BRIEF>
Copy every record exactly, and keep the pictures out.

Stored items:
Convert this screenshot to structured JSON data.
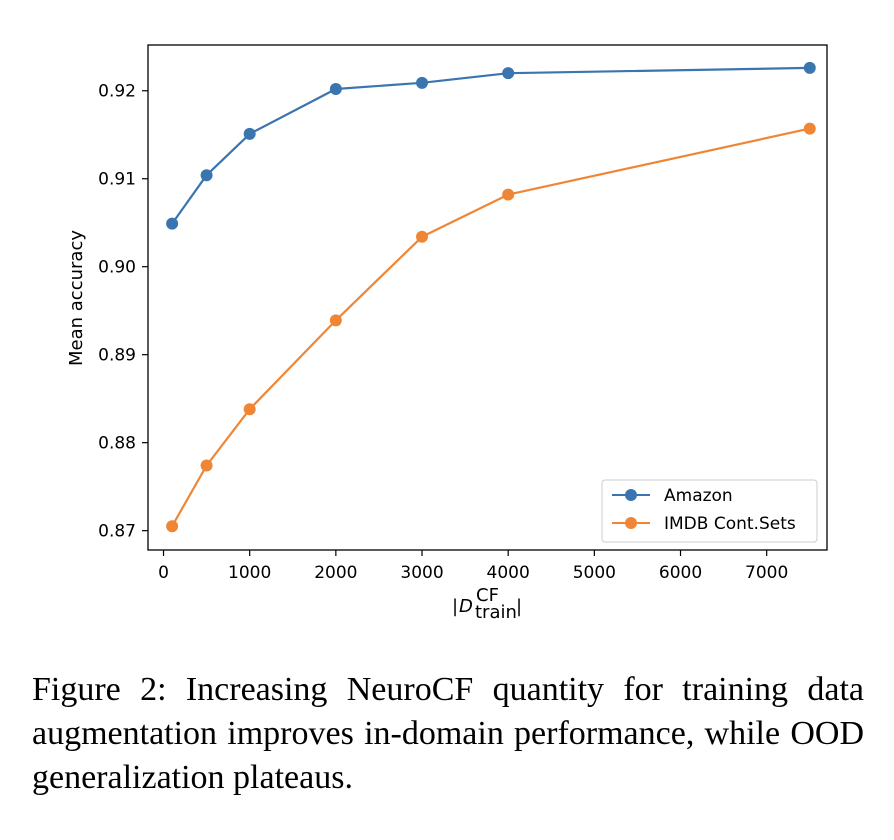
{
  "chart_data": {
    "type": "line",
    "title": "",
    "xlabel": "|D_train^CF|",
    "xlabel_parts": {
      "left_bar": "|",
      "base": "D",
      "sup": "CF",
      "sub": "train",
      "right_bar": "|"
    },
    "ylabel": "Mean accuracy",
    "xlim": [
      -180,
      7700
    ],
    "ylim": [
      0.8678,
      0.9252
    ],
    "x_ticks": [
      0,
      1000,
      2000,
      3000,
      4000,
      5000,
      6000,
      7000
    ],
    "x_tick_labels": [
      "0",
      "1000",
      "2000",
      "3000",
      "4000",
      "5000",
      "6000",
      "7000"
    ],
    "y_ticks": [
      0.87,
      0.88,
      0.89,
      0.9,
      0.91,
      0.92
    ],
    "y_tick_labels": [
      "0.87",
      "0.88",
      "0.89",
      "0.90",
      "0.91",
      "0.92"
    ],
    "grid": false,
    "legend_position": "lower-right",
    "series": [
      {
        "name": "Amazon",
        "color": "#3b75af",
        "x": [
          100,
          500,
          1000,
          2000,
          3000,
          4000,
          7500
        ],
        "y": [
          0.9049,
          0.9104,
          0.9151,
          0.9202,
          0.9209,
          0.922,
          0.9226
        ]
      },
      {
        "name": "IMDB Cont.Sets",
        "color": "#ef8636",
        "x": [
          100,
          500,
          1000,
          2000,
          3000,
          4000,
          7500
        ],
        "y": [
          0.8705,
          0.8774,
          0.8838,
          0.8939,
          0.9034,
          0.9082,
          0.9157
        ]
      }
    ]
  },
  "caption": "Figure 2:  Increasing NeuroCF quantity for training data augmentation improves in-domain performance, while OOD generalization plateaus."
}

RESULT FOR THIS TASK>
Convert this screenshot to structured JSON data.
{
  "chart_data": {
    "type": "line",
    "title": "",
    "xlabel": "|D_train^CF|",
    "xlabel_parts": {
      "left_bar": "|",
      "base": "D",
      "sup": "CF",
      "sub": "train",
      "right_bar": "|"
    },
    "ylabel": "Mean accuracy",
    "xlim": [
      -180,
      7700
    ],
    "ylim": [
      0.8678,
      0.9252
    ],
    "x_ticks": [
      0,
      1000,
      2000,
      3000,
      4000,
      5000,
      6000,
      7000
    ],
    "x_tick_labels": [
      "0",
      "1000",
      "2000",
      "3000",
      "4000",
      "5000",
      "6000",
      "7000"
    ],
    "y_ticks": [
      0.87,
      0.88,
      0.89,
      0.9,
      0.91,
      0.92
    ],
    "y_tick_labels": [
      "0.87",
      "0.88",
      "0.89",
      "0.90",
      "0.91",
      "0.92"
    ],
    "grid": false,
    "legend_position": "lower-right",
    "series": [
      {
        "name": "Amazon",
        "color": "#3b75af",
        "x": [
          100,
          500,
          1000,
          2000,
          3000,
          4000,
          7500
        ],
        "y": [
          0.9049,
          0.9104,
          0.9151,
          0.9202,
          0.9209,
          0.922,
          0.9226
        ]
      },
      {
        "name": "IMDB Cont.Sets",
        "color": "#ef8636",
        "x": [
          100,
          500,
          1000,
          2000,
          3000,
          4000,
          7500
        ],
        "y": [
          0.8705,
          0.8774,
          0.8838,
          0.8939,
          0.9034,
          0.9082,
          0.9157
        ]
      }
    ]
  },
  "caption": "Figure 2:  Increasing NeuroCF quantity for training data augmentation improves in-domain performance, while OOD generalization plateaus."
}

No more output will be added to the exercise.